■ EXTRACT TO READ:
[start]

P.S. People say that instead of going straight from 6.4 to 8.2 it is always better to do several gradual upgrades 6.4 -> 7.0 -> 7.4 -> 8.0 -> 8.2. Never faced this challenge by myself but this is what other people usually recommend...


----------



## burkoff (Jul 20, 2011)

Do you think that a '*freebsd-update*' will happen? 
@Vand777 proposal is very good but it will take several days and the client will not like it 

Has anyone done something similar?


----------



## tingo (Jul 21, 2011)

If you have time issues (in other words, if downtime is not a good thing), you can always do it the other way:

acquire a new server
install new os and application on new server, configure and test thoroughly
transfer the service(s) to the new server
re-purpose or scrap the old server
A bit more expensive, but avoids long downtime. also, if you can use virtual server(s), you don't have old hardware to scrap the next time.


----------



## Zare (Jul 21, 2011)

[end]

Rewrite the upgrade discussion starting with "acquire a new" and going on through "the next time.", putting "costly" in place of "expensive".

Region annotation records

[start]

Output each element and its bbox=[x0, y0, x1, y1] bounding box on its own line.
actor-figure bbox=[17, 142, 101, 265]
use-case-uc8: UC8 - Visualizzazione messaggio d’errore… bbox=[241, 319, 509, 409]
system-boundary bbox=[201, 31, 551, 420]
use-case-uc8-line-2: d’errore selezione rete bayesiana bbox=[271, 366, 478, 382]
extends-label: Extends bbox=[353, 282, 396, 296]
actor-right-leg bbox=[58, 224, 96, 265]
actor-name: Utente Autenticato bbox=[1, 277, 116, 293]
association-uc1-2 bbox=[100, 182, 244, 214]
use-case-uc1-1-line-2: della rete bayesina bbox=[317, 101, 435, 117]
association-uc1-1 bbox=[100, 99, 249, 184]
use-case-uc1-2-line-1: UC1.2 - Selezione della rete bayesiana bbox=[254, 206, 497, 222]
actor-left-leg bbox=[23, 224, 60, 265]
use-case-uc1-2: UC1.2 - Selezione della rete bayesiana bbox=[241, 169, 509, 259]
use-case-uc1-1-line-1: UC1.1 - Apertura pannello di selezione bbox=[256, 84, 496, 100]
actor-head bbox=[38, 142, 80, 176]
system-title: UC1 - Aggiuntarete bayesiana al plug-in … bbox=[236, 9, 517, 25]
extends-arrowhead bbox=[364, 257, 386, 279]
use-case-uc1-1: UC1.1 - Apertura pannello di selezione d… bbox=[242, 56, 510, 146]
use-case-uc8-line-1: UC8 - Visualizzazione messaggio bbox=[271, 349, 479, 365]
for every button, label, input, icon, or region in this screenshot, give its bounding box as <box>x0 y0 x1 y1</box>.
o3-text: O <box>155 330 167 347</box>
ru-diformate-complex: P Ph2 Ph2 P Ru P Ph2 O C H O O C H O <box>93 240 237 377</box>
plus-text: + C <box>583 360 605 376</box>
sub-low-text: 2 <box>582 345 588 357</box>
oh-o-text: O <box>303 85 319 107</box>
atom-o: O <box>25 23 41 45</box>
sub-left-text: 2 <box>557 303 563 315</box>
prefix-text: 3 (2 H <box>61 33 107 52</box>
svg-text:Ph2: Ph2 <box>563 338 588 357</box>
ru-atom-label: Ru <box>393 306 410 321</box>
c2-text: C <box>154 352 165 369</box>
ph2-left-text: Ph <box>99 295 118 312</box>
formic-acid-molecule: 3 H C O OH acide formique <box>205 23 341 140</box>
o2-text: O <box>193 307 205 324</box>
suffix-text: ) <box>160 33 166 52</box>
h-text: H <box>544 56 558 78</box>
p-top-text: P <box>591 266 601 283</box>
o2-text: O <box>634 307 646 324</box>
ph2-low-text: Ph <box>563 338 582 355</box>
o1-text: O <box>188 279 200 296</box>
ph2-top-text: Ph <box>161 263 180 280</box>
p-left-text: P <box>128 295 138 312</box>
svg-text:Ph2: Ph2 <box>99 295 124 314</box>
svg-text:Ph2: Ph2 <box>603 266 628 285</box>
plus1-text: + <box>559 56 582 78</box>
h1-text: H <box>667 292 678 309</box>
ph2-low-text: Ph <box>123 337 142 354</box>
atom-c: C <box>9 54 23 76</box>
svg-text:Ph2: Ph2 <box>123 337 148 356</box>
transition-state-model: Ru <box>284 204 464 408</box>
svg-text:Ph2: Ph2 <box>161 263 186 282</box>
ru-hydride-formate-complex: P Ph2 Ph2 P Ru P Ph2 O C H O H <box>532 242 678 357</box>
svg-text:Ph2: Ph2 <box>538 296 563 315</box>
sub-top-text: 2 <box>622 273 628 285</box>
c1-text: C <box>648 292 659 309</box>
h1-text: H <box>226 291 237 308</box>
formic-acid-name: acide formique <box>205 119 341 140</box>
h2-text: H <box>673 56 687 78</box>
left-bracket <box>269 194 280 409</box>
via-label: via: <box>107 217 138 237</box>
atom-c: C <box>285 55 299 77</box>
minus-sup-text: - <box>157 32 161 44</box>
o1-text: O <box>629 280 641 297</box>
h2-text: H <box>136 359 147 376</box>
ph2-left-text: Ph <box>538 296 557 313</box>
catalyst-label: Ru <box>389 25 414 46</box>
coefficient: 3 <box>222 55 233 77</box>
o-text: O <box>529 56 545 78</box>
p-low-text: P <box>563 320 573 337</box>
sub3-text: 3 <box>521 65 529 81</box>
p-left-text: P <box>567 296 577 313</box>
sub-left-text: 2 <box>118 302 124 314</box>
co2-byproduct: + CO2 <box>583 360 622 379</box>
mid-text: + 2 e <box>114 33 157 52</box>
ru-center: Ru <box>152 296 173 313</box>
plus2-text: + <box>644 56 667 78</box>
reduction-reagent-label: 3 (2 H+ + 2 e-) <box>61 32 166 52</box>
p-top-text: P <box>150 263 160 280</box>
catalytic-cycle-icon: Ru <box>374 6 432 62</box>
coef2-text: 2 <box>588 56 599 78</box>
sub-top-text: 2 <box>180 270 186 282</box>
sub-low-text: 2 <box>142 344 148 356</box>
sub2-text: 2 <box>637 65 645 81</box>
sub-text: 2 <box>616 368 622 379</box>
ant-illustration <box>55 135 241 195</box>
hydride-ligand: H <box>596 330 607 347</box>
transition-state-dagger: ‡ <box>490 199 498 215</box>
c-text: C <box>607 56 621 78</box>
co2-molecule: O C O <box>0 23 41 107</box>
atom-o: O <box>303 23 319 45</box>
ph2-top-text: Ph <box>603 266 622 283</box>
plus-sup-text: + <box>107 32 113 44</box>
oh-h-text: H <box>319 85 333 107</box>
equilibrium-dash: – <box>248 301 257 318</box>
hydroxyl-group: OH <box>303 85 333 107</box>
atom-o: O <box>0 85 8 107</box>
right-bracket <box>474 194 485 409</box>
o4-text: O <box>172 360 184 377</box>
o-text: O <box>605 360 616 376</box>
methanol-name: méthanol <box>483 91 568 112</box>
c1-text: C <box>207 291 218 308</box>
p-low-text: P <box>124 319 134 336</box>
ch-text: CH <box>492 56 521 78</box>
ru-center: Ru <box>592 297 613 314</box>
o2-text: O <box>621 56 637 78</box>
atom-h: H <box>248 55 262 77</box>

[end]

■ TASK ANSWER:
acquire a new server
install new os and application on new server, configure and test thoroughly
transfer the service(s) to the new server
re-purpose or scrap the old server
A bit more costly, but avoids long downtime. also, if you can use virtual server(s), you don't have old hardware to scrap the next time.